Given records:
◆ ◆ ◆ ◆ ◆

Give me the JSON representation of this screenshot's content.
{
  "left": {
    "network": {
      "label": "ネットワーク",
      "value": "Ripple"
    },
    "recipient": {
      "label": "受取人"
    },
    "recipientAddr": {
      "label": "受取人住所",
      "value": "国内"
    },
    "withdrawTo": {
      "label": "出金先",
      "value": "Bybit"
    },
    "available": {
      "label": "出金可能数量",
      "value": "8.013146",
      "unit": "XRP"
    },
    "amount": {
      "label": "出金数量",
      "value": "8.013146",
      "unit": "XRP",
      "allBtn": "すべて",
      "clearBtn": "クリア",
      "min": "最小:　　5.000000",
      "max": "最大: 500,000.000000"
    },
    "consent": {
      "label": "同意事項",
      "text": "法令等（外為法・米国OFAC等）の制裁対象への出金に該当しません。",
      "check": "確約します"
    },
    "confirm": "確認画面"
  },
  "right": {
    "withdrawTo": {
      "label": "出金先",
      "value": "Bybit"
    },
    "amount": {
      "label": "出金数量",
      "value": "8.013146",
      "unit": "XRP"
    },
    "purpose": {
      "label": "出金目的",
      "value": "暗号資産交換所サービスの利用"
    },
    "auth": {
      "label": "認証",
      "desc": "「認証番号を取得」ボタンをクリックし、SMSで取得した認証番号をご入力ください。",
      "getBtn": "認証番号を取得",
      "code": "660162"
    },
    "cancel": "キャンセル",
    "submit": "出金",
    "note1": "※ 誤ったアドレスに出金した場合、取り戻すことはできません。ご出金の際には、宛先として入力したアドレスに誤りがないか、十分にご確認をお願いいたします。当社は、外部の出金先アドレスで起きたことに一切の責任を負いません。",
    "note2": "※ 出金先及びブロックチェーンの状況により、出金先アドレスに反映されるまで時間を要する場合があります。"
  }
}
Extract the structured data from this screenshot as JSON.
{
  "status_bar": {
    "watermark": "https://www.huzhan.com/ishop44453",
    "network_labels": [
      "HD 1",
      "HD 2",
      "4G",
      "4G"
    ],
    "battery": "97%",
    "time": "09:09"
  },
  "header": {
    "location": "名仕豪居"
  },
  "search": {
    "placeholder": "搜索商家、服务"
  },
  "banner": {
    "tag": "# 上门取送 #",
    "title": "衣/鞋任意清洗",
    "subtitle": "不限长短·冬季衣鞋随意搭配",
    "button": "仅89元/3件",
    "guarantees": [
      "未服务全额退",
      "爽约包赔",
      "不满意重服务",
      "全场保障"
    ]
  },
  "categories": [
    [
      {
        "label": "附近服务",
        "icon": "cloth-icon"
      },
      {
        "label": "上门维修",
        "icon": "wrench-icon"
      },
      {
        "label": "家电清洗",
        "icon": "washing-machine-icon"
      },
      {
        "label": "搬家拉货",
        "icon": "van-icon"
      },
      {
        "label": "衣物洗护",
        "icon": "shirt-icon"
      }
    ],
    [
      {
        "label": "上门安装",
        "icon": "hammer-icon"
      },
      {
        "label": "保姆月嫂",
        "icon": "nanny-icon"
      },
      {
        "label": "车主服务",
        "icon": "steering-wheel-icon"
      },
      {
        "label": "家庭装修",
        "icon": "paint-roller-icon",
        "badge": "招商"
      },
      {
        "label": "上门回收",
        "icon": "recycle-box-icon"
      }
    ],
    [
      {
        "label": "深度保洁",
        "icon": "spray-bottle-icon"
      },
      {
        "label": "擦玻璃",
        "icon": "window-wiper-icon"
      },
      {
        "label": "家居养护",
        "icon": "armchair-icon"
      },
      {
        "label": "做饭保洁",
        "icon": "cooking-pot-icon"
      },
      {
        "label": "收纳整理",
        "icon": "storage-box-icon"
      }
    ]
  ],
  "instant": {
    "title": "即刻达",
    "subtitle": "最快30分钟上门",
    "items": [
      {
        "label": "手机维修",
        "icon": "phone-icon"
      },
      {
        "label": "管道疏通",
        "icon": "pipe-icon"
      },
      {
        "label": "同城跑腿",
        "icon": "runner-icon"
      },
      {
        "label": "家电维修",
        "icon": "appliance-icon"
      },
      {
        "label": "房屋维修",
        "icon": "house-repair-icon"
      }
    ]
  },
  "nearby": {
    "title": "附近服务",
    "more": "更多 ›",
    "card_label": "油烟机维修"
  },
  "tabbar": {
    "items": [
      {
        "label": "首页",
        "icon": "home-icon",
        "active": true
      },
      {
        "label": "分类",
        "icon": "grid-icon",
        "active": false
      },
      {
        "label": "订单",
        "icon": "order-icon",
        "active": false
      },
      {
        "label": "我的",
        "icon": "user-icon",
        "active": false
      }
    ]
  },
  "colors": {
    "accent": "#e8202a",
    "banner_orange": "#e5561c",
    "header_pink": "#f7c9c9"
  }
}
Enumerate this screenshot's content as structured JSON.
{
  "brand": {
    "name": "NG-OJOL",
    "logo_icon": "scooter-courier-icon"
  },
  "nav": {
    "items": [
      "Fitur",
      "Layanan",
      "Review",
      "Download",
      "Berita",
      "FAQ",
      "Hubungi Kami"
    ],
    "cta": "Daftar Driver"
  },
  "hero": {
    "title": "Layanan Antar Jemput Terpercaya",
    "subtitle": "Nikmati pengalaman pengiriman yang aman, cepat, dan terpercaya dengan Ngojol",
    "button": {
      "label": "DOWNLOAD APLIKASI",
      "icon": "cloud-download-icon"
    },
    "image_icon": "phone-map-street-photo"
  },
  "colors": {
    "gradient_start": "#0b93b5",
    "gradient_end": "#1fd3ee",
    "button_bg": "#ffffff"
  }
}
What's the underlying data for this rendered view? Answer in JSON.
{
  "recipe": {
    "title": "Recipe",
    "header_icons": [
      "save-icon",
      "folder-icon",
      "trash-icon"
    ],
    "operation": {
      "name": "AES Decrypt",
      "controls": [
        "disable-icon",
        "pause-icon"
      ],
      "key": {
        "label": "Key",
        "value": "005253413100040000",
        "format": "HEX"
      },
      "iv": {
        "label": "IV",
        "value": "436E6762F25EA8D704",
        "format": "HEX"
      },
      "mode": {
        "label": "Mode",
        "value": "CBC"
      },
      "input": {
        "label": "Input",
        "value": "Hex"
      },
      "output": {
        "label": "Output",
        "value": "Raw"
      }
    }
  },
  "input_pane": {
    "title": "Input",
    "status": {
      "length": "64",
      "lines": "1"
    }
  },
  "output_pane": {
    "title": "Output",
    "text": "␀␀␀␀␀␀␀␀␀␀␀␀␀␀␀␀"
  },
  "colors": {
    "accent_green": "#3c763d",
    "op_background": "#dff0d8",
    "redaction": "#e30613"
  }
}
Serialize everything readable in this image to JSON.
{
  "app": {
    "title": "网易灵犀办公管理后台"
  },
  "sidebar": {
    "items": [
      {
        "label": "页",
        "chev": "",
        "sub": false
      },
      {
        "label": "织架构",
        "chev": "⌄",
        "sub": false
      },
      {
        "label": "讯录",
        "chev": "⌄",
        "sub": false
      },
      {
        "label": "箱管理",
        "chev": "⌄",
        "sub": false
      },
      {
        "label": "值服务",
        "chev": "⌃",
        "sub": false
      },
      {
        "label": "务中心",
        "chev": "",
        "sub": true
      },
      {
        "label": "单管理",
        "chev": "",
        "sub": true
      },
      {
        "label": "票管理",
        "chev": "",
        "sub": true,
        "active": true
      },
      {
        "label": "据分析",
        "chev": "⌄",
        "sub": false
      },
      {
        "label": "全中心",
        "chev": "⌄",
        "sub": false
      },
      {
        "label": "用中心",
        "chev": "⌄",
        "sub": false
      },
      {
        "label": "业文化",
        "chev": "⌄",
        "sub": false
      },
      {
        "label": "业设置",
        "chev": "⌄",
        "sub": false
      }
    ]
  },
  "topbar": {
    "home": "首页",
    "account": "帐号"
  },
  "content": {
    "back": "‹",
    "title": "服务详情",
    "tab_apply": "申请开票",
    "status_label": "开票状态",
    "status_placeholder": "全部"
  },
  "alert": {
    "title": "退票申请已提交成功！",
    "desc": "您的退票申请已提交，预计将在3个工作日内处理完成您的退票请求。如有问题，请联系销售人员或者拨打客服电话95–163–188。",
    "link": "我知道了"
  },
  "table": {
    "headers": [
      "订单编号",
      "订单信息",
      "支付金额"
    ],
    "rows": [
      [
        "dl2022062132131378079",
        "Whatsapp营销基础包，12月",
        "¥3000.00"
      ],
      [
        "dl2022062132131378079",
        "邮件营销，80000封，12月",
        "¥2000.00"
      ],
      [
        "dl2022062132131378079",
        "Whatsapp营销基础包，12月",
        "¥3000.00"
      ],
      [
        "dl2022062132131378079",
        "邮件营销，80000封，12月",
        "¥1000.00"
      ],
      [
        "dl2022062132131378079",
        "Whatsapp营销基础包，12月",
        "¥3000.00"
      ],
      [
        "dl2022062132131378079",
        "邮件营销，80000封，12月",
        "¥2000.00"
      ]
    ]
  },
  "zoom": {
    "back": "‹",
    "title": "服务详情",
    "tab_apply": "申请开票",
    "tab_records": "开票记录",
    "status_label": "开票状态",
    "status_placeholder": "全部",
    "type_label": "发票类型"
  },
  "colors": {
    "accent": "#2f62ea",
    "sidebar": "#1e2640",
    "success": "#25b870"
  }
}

◆ ◆ ◆ ◆ ◆

Brief:
Check each line of the records above for "認証番号を取得", and copy those that have it.

Result for this task:
      "desc": "「認証番号を取得」ボタンをクリックし、SMSで取得した認証番号をご入力ください。",
      "getBtn": "認証番号を取得",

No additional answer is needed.